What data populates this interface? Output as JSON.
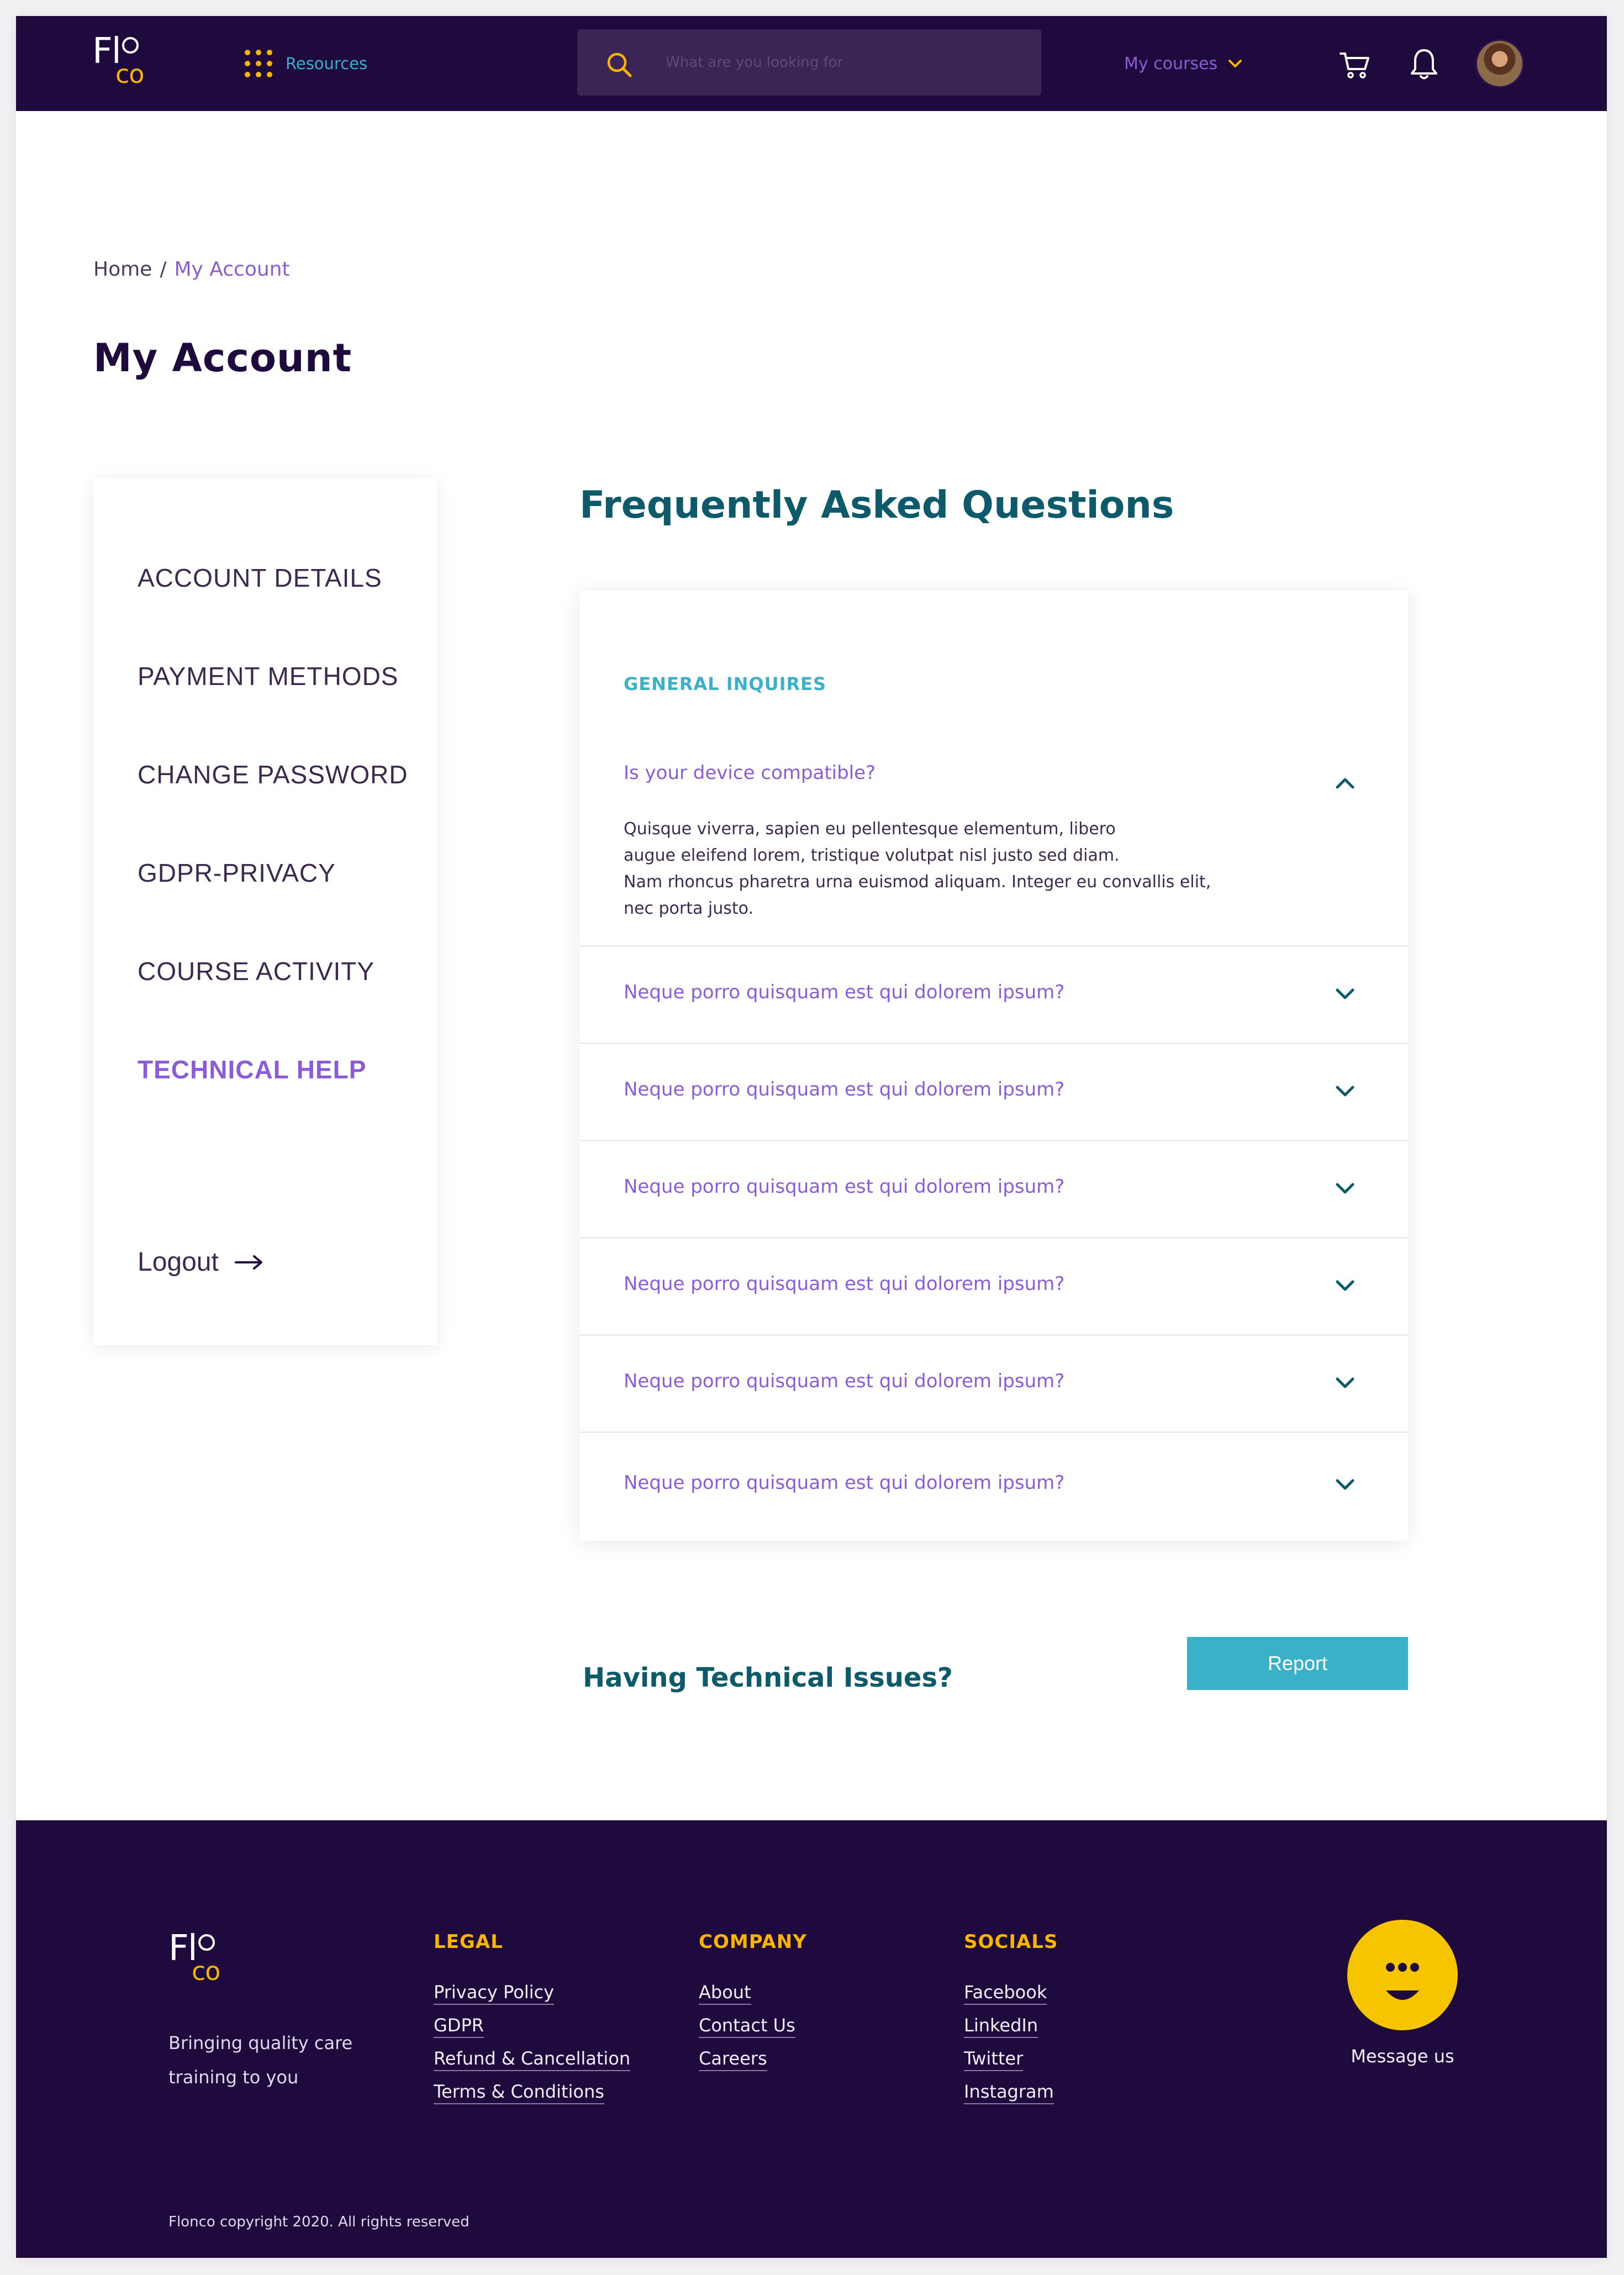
{
  "nav": {
    "logo_top": "Fl",
    "logo_bottom": "co",
    "resources_label": "Resources",
    "search_placeholder": "What are you looking for",
    "search_value": "",
    "courses_label": "My courses"
  },
  "breadcrumb": {
    "home": "Home",
    "separator": "/",
    "current": "My Account"
  },
  "page_title": "My Account",
  "sidebar": {
    "items": [
      {
        "label": "ACCOUNT DETAILS",
        "active": false
      },
      {
        "label": "PAYMENT METHODS",
        "active": false
      },
      {
        "label": "CHANGE PASSWORD",
        "active": false
      },
      {
        "label": "GDPR-PRIVACY",
        "active": false
      },
      {
        "label": "COURSE ACTIVITY",
        "active": false
      },
      {
        "label": "TECHNICAL HELP",
        "active": true
      }
    ],
    "logout_label": "Logout"
  },
  "faq": {
    "title": "Frequently Asked Questions",
    "category": "GENERAL INQUIRES",
    "open_question": "Is your device compatible?",
    "open_answer_lines": [
      "Quisque viverra, sapien eu pellentesque elementum, libero",
      "augue eleifend lorem, tristique volutpat nisl justo sed diam.",
      "Nam rhoncus pharetra urna euismod aliquam. Integer eu convallis elit,",
      "nec porta justo."
    ],
    "questions": [
      "Neque porro quisquam est qui dolorem ipsum?",
      "Neque porro quisquam est qui dolorem ipsum?",
      "Neque porro quisquam est qui dolorem ipsum?",
      "Neque porro quisquam est qui dolorem ipsum?",
      "Neque porro quisquam est qui dolorem ipsum?",
      "Neque porro quisquam est qui dolorem ipsum?"
    ]
  },
  "tech_issues": {
    "heading": "Having Technical Issues?",
    "button_label": "Report"
  },
  "footer": {
    "tagline_line1": "Bringing quality care",
    "tagline_line2": "training to you",
    "columns": [
      {
        "heading": "LEGAL",
        "links": [
          "Privacy Policy",
          "GDPR",
          "Refund & Cancellation",
          "Terms & Conditions"
        ]
      },
      {
        "heading": "COMPANY",
        "links": [
          "About",
          "Contact Us",
          "Careers"
        ]
      },
      {
        "heading": "SOCIALS",
        "links": [
          "Facebook",
          "LinkedIn",
          "Twitter",
          "Instagram"
        ]
      }
    ],
    "message_label": "Message us",
    "copyright": "Flonco copyright 2020. All rights reserved"
  },
  "colors": {
    "nav_bg": "#1e0a3c",
    "accent_purple": "#8a5cd6",
    "accent_teal": "#0d5a6b",
    "accent_cyan": "#3bb0c9",
    "accent_yellow": "#f7b500"
  },
  "icons": [
    "grid-dots-icon",
    "search-icon",
    "chevron-down-icon",
    "cart-icon",
    "bell-icon",
    "chevron-up-icon",
    "arrow-right-icon",
    "chat-face-icon"
  ]
}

[Work instructions]:
Scan the material above for the string "What" and return the lines that hold it.

[Written solution]:
What data populates this interface? Output as JSON.
    "search_placeholder": "What are you looking for",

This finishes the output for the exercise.